Goal =
Look through the data below. Show each line where the string "compareTo" occurs.
>> begin
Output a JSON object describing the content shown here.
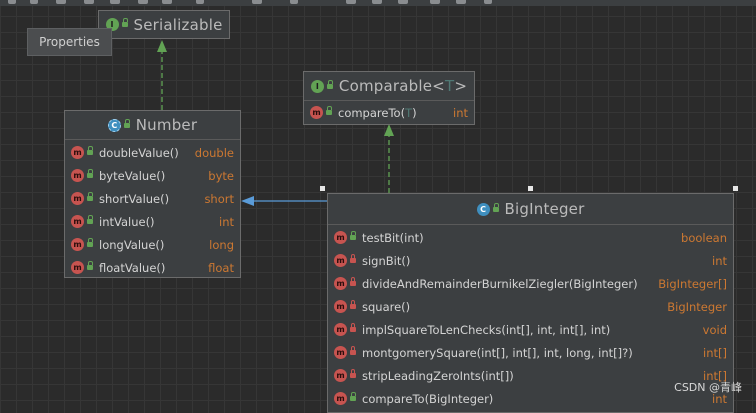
{
  "tooltip": "Properties",
  "serializable": {
    "title": "Serializable"
  },
  "comparable": {
    "title_prefix": "Comparable<",
    "type_param": "T",
    "title_suffix": ">",
    "methods": [
      {
        "name": "compareTo(",
        "arg": "T",
        "close": ")",
        "type": "int"
      }
    ]
  },
  "number": {
    "title": "Number",
    "methods": [
      {
        "name": "doubleValue()",
        "type": "double"
      },
      {
        "name": "byteValue()",
        "type": "byte"
      },
      {
        "name": "shortValue()",
        "type": "short"
      },
      {
        "name": "intValue()",
        "type": "int"
      },
      {
        "name": "longValue()",
        "type": "long"
      },
      {
        "name": "floatValue()",
        "type": "float"
      }
    ]
  },
  "biginteger": {
    "title": "BigInteger",
    "methods": [
      {
        "name": "testBit(int)",
        "type": "boolean",
        "access": "public"
      },
      {
        "name": "signBit()",
        "type": "int",
        "access": "private"
      },
      {
        "name": "divideAndRemainderBurnikelZiegler(BigInteger)",
        "type": "BigInteger[]",
        "access": "private"
      },
      {
        "name": "square()",
        "type": "BigInteger",
        "access": "private"
      },
      {
        "name": "implSquareToLenChecks(int[], int, int[], int)",
        "type": "void",
        "access": "private"
      },
      {
        "name": "montgomerySquare(int[], int[], int, long, int[]?)",
        "type": "int[]",
        "access": "private"
      },
      {
        "name": "stripLeadingZeroInts(int[])",
        "type": "int[]",
        "access": "private"
      },
      {
        "name": "compareTo(BigInteger)",
        "type": "int",
        "access": "public"
      }
    ]
  },
  "watermark": "CSDN @青峰",
  "icons": {
    "interface": "I",
    "class": "C",
    "method": "m"
  },
  "colors": {
    "background": "#2b2b2b",
    "return_type": "#cc7832",
    "interface_badge": "#62a354",
    "class_badge": "#3f8fbf",
    "method_badge": "#c75450",
    "inherit_arrow": "#5a9bd8"
  }
}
>> end
Task answer =
        "name": "compareTo(",
        "name": "compareTo(BigInteger)",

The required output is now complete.